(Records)
⁂

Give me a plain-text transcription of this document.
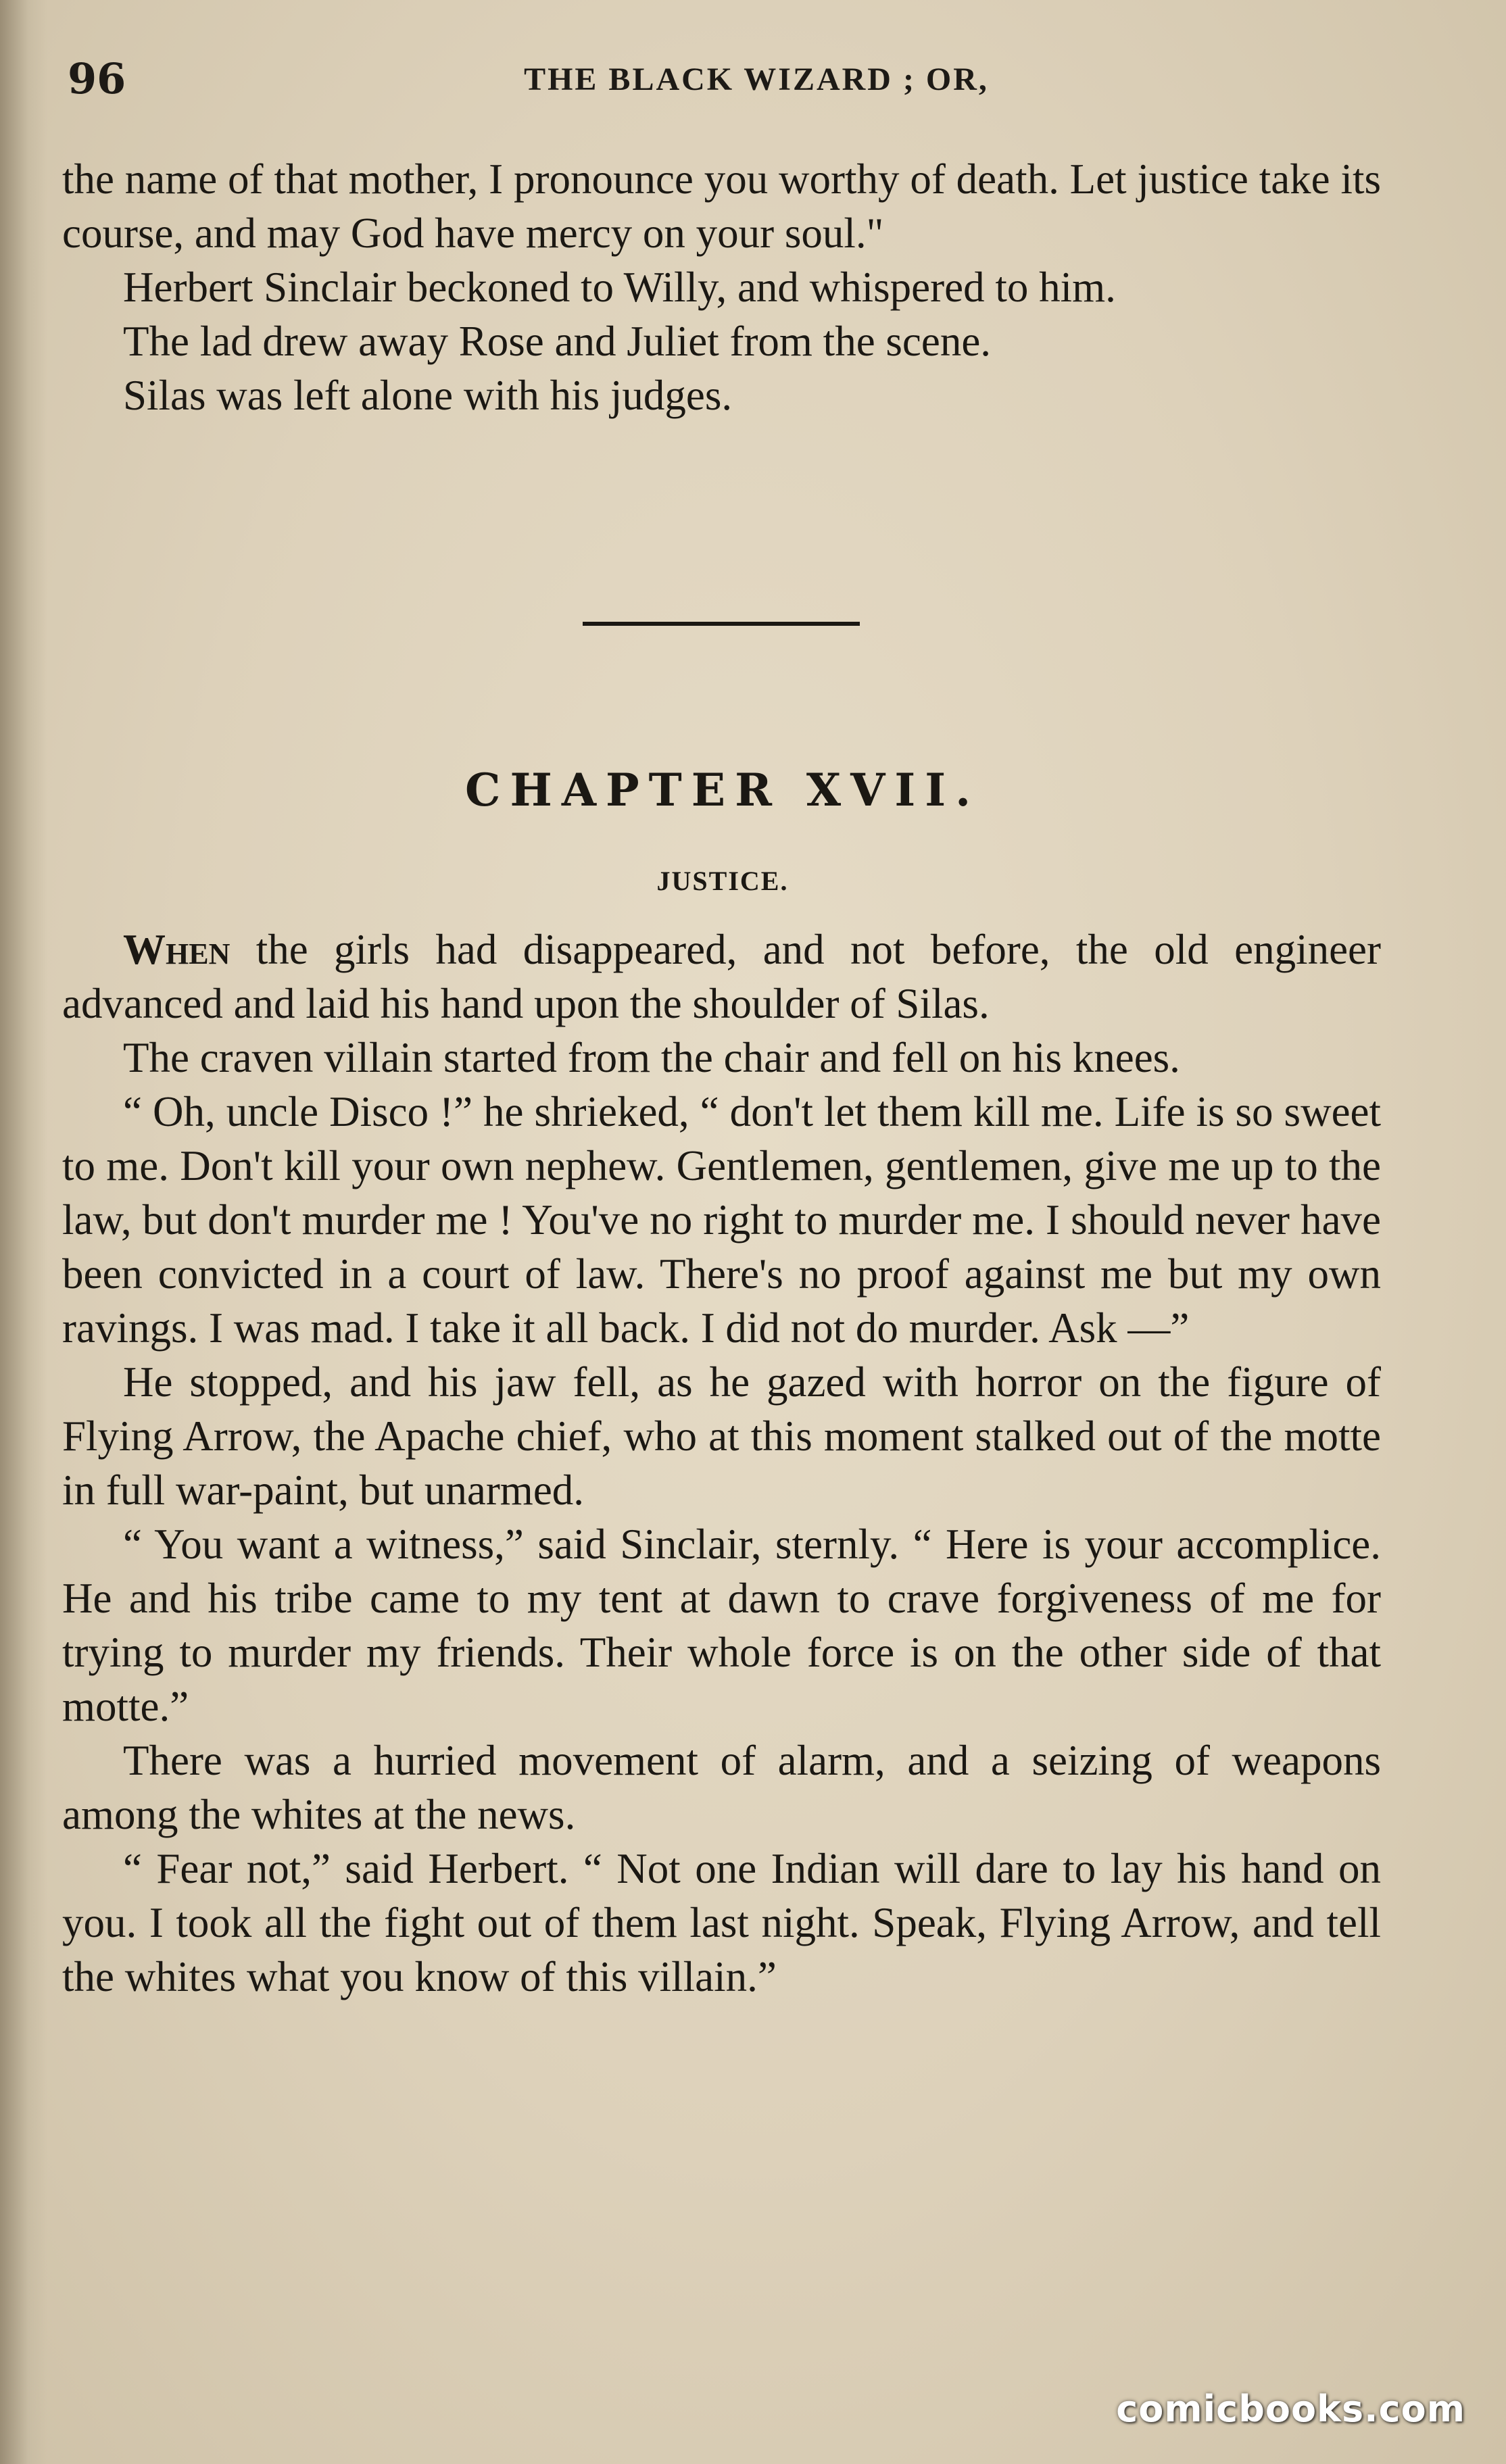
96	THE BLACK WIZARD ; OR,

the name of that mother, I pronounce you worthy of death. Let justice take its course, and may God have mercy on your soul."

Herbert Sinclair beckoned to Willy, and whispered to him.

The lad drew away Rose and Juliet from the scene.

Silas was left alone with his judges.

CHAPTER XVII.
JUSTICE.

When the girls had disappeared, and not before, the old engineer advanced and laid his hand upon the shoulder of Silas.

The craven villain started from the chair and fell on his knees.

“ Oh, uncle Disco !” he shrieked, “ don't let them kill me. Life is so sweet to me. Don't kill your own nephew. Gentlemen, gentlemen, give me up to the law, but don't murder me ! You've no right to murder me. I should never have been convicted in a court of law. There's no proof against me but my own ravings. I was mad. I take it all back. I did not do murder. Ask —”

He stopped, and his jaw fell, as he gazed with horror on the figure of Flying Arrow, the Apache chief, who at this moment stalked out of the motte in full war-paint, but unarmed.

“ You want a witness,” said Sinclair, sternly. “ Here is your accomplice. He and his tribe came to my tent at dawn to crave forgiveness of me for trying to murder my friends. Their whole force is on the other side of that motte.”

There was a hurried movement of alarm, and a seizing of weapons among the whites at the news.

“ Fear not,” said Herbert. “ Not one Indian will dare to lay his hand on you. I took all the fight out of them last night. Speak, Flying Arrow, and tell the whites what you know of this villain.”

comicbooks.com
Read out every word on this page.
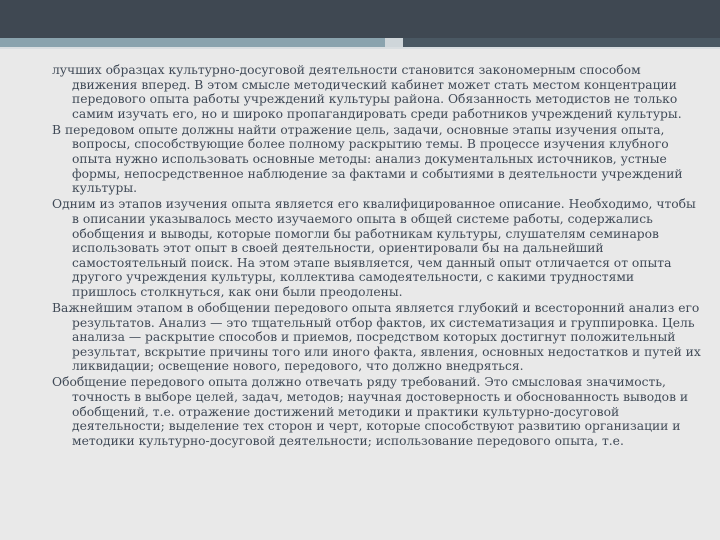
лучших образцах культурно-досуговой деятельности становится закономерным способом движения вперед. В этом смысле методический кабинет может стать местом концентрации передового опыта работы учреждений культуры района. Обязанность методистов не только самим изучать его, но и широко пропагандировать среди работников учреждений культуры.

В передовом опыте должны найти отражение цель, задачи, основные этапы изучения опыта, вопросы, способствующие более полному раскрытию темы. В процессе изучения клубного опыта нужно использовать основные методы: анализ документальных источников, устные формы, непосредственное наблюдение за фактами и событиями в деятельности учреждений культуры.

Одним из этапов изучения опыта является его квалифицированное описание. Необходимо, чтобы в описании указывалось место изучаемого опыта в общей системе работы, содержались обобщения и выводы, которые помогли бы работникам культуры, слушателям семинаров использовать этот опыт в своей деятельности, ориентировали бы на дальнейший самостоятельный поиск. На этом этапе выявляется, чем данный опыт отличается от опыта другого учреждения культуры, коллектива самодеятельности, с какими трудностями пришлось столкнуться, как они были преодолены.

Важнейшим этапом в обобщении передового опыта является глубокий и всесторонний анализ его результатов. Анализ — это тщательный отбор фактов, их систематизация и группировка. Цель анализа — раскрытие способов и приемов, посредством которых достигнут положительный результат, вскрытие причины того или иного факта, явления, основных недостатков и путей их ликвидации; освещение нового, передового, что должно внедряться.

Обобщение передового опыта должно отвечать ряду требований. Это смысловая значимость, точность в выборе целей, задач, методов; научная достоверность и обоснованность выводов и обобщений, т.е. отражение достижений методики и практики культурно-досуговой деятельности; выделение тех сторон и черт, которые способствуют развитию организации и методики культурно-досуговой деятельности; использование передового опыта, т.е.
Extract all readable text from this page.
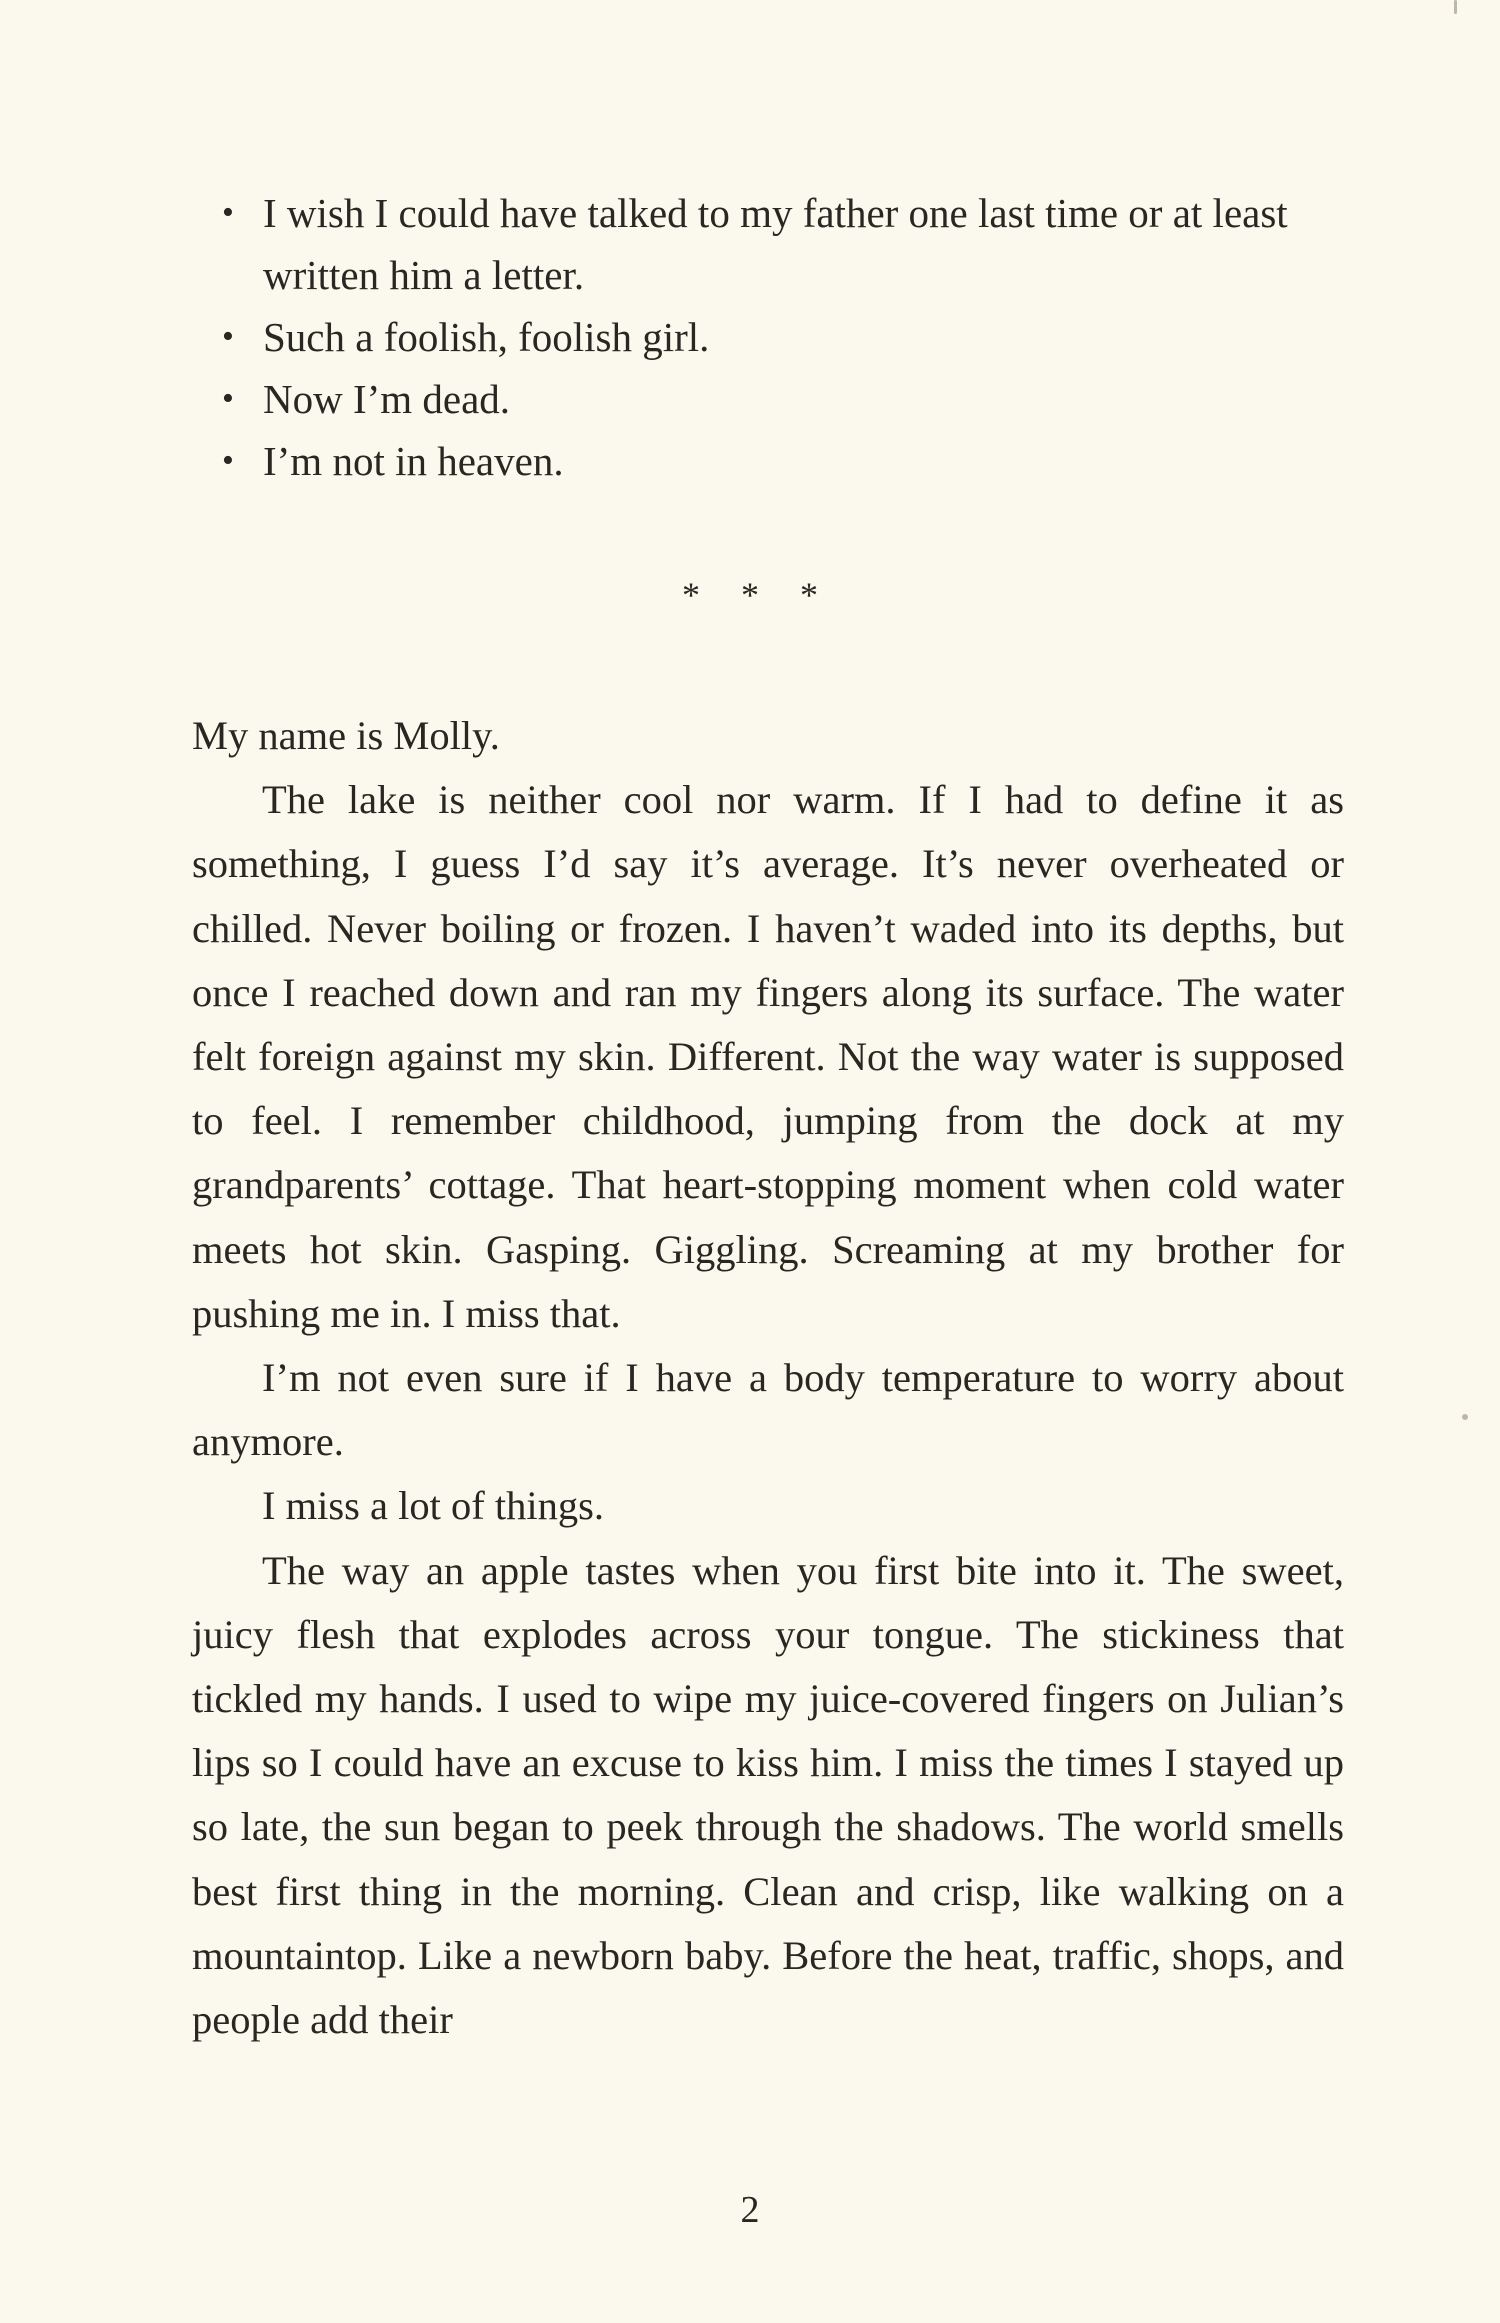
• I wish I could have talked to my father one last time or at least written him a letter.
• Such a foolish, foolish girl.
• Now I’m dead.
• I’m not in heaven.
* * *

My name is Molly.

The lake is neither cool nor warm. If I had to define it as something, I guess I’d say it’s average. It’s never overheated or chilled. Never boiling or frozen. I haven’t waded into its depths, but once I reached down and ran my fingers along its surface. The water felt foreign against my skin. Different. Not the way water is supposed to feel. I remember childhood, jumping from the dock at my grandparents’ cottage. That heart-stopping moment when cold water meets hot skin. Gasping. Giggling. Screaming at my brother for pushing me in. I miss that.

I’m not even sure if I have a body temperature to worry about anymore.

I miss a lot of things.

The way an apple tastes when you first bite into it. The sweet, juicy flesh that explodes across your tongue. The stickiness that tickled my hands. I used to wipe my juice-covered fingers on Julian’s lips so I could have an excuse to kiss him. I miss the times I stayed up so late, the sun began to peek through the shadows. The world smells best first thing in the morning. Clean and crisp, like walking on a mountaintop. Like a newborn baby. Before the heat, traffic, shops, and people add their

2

⁂

* [AIM OF THE EXERCISE] State only how many lines in the material include "досуговой".

* [TASK OUTPUT] 2